- Rows
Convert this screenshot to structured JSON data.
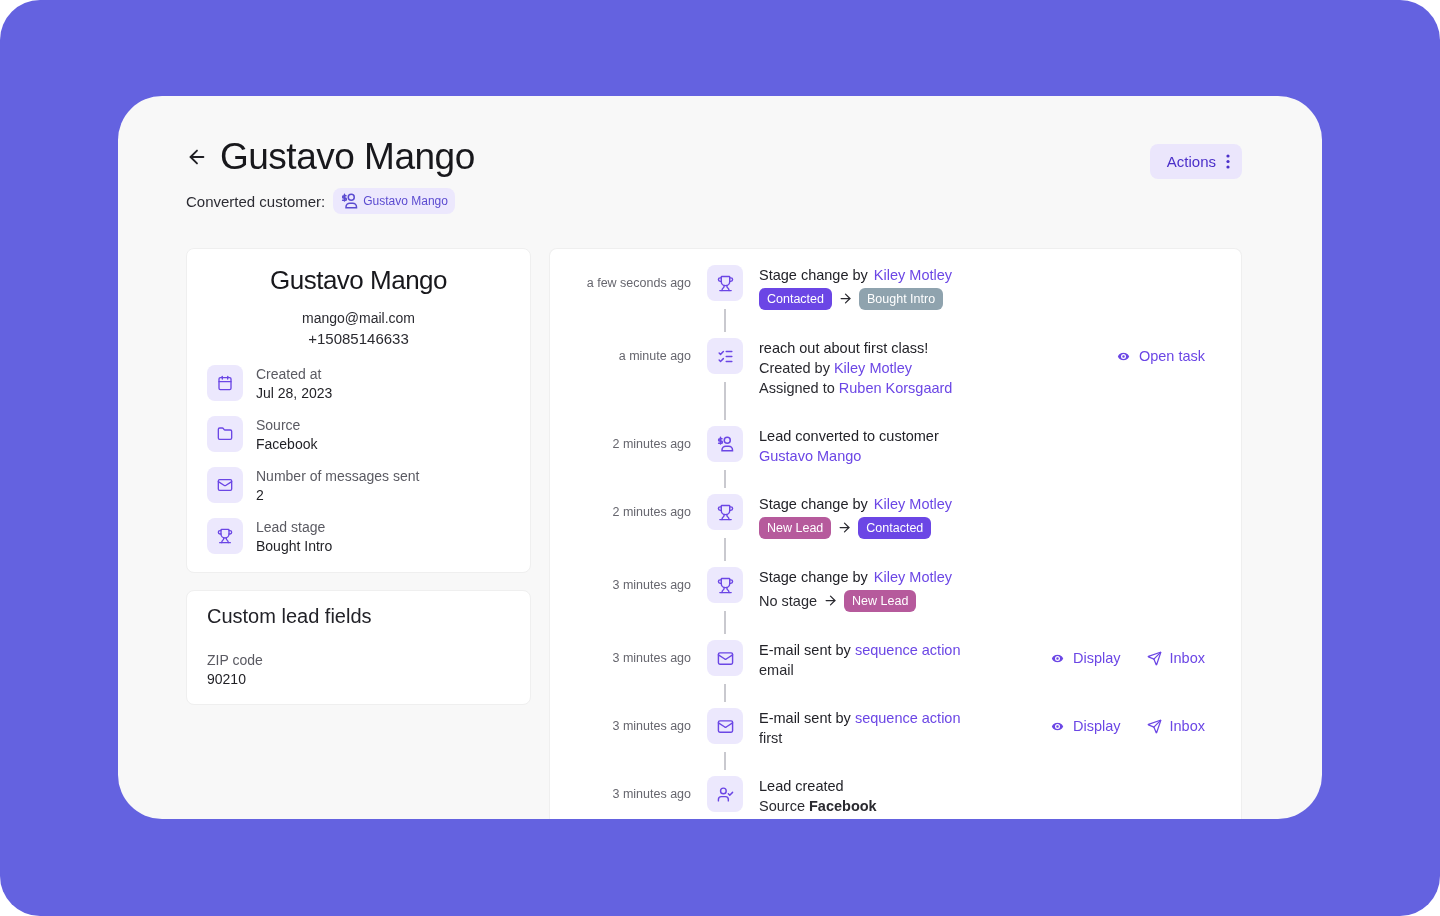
{
  "header": {
    "title": "Gustavo Mango",
    "converted_label": "Converted customer:",
    "converted_customer": "Gustavo Mango",
    "actions_button": "Actions"
  },
  "profile": {
    "name": "Gustavo Mango",
    "email": "mango@mail.com",
    "phone": "+15085146633",
    "fields": [
      {
        "kind": "date",
        "label": "Created at",
        "value": "Jul 28, 2023"
      },
      {
        "kind": "source",
        "label": "Source",
        "value": "Facebook"
      },
      {
        "kind": "messages",
        "label": "Number of messages sent",
        "value": "2"
      },
      {
        "kind": "stage",
        "label": "Lead stage",
        "value": "Bought Intro"
      }
    ]
  },
  "custom_fields": {
    "title": "Custom lead fields",
    "fields": [
      {
        "label": "ZIP code",
        "value": "90210"
      }
    ]
  },
  "timeline": [
    {
      "kind": "stage_change",
      "time": "a few seconds ago",
      "title": "Stage change by",
      "actor": "Kiley Motley",
      "from": {
        "label": "Contacted",
        "color": "#6b46e5"
      },
      "to": {
        "label": "Bought Intro",
        "color": "#8fa3ae"
      }
    },
    {
      "kind": "task",
      "time": "a minute ago",
      "title": "reach out about first class!",
      "created_label": "Created by",
      "creator": "Kiley Motley",
      "assigned_label": "Assigned to",
      "assignee": "Ruben Korsgaard",
      "action": "Open task"
    },
    {
      "kind": "converted",
      "time": "2 minutes ago",
      "title": "Lead converted to customer",
      "link": "Gustavo Mango"
    },
    {
      "kind": "stage_change",
      "time": "2 minutes ago",
      "title": "Stage change by",
      "actor": "Kiley Motley",
      "from": {
        "label": "New Lead",
        "color": "#b65a9c"
      },
      "to": {
        "label": "Contacted",
        "color": "#6b46e5"
      }
    },
    {
      "kind": "stage_change",
      "time": "3 minutes ago",
      "title": "Stage change by",
      "actor": "Kiley Motley",
      "from_text": "No stage",
      "to": {
        "label": "New Lead",
        "color": "#b65a9c"
      }
    },
    {
      "kind": "email",
      "time": "3 minutes ago",
      "title": "E-mail sent by",
      "link": "sequence action",
      "subject": "email",
      "actions": [
        "Display",
        "Inbox"
      ]
    },
    {
      "kind": "email",
      "time": "3 minutes ago",
      "title": "E-mail sent by",
      "link": "sequence action",
      "subject": "first",
      "actions": [
        "Display",
        "Inbox"
      ]
    },
    {
      "kind": "created",
      "time": "3 minutes ago",
      "title": "Lead created",
      "detail": "Source **Facebook**"
    }
  ]
}
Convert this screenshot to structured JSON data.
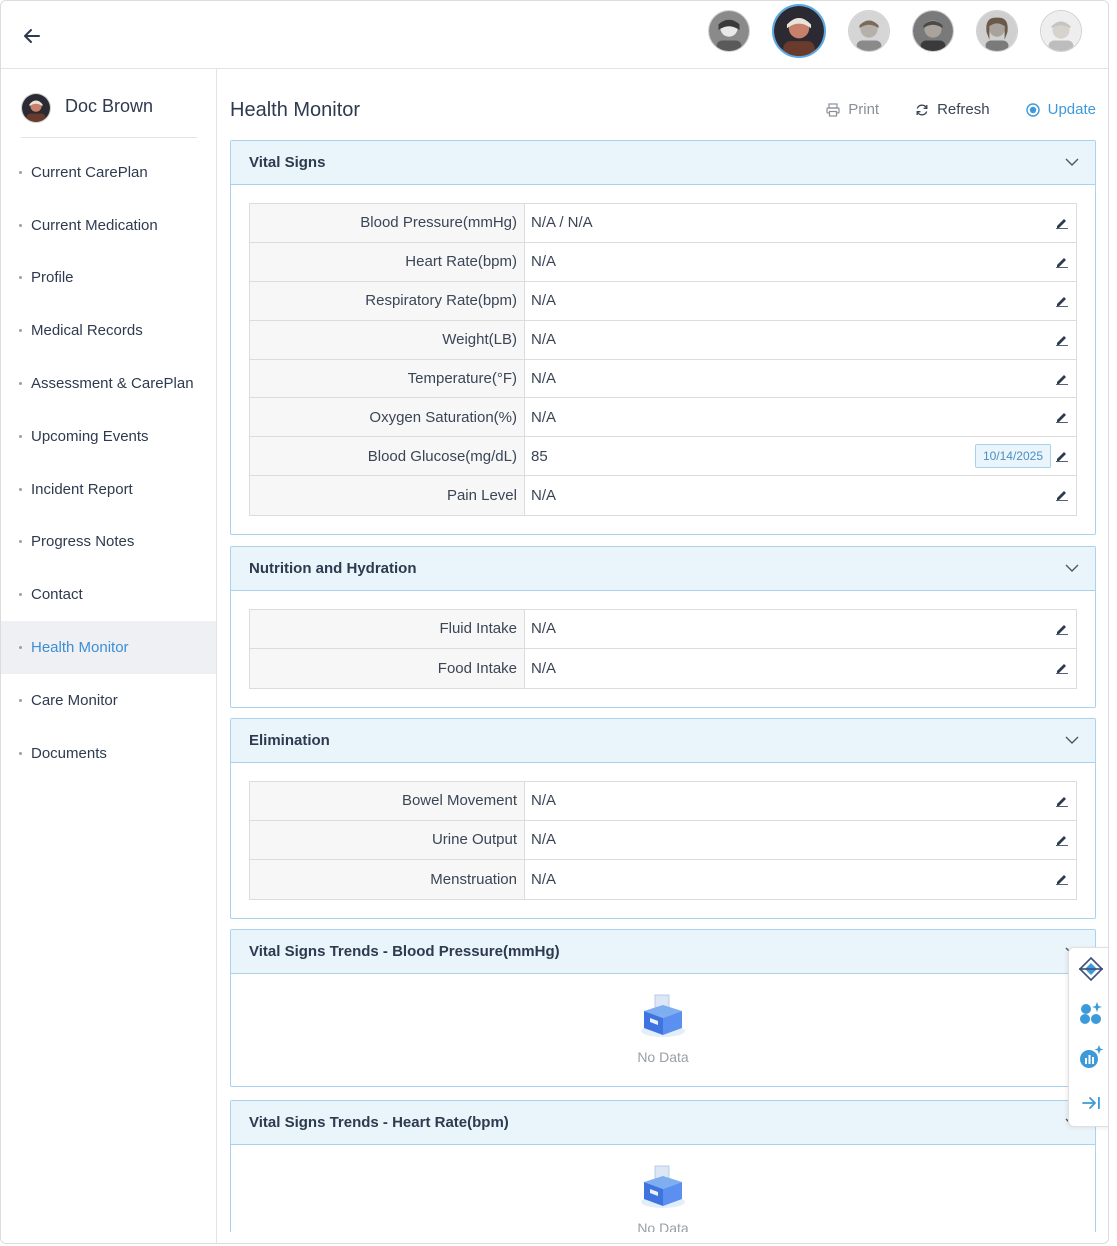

- Goal
Transcribe the material exactly, leaving every picture out.

- Reply to the task
Convert this screenshot to structured JSON data.
{
  "header": {
    "title": "Gustavo Mango",
    "converted_label": "Converted customer:",
    "converted_customer": "Gustavo Mango",
    "actions_button": "Actions"
  },
  "profile": {
    "name": "Gustavo Mango",
    "email": "mango@mail.com",
    "phone": "+15085146633",
    "fields": [
      {
        "kind": "date",
        "label": "Created at",
        "value": "Jul 28, 2023"
      },
      {
        "kind": "source",
        "label": "Source",
        "value": "Facebook"
      },
      {
        "kind": "messages",
        "label": "Number of messages sent",
        "value": "2"
      },
      {
        "kind": "stage",
        "label": "Lead stage",
        "value": "Bought Intro"
      }
    ]
  },
  "custom_fields": {
    "title": "Custom lead fields",
    "fields": [
      {
        "label": "ZIP code",
        "value": "90210"
      }
    ]
  },
  "timeline": [
    {
      "kind": "stage_change",
      "time": "a few seconds ago",
      "title": "Stage change by",
      "actor": "Kiley Motley",
      "from": {
        "label": "Contacted",
        "color": "#6b46e5"
      },
      "to": {
        "label": "Bought Intro",
        "color": "#8fa3ae"
      }
    },
    {
      "kind": "task",
      "time": "a minute ago",
      "title": "reach out about first class!",
      "created_label": "Created by",
      "creator": "Kiley Motley",
      "assigned_label": "Assigned to",
      "assignee": "Ruben Korsgaard",
      "action": "Open task"
    },
    {
      "kind": "converted",
      "time": "2 minutes ago",
      "title": "Lead converted to customer",
      "link": "Gustavo Mango"
    },
    {
      "kind": "stage_change",
      "time": "2 minutes ago",
      "title": "Stage change by",
      "actor": "Kiley Motley",
      "from": {
        "label": "New Lead",
        "color": "#b65a9c"
      },
      "to": {
        "label": "Contacted",
        "color": "#6b46e5"
      }
    },
    {
      "kind": "stage_change",
      "time": "3 minutes ago",
      "title": "Stage change by",
      "actor": "Kiley Motley",
      "from_text": "No stage",
      "to": {
        "label": "New Lead",
        "color": "#b65a9c"
      }
    },
    {
      "kind": "email",
      "time": "3 minutes ago",
      "title": "E-mail sent by",
      "link": "sequence action",
      "subject": "email",
      "actions": [
        "Display",
        "Inbox"
      ]
    },
    {
      "kind": "email",
      "time": "3 minutes ago",
      "title": "E-mail sent by",
      "link": "sequence action",
      "subject": "first",
      "actions": [
        "Display",
        "Inbox"
      ]
    },
    {
      "kind": "created",
      "time": "3 minutes ago",
      "title": "Lead created",
      "detail": "Source **Facebook**"
    }
  ]
}
Convert this screenshot to structured JSON data.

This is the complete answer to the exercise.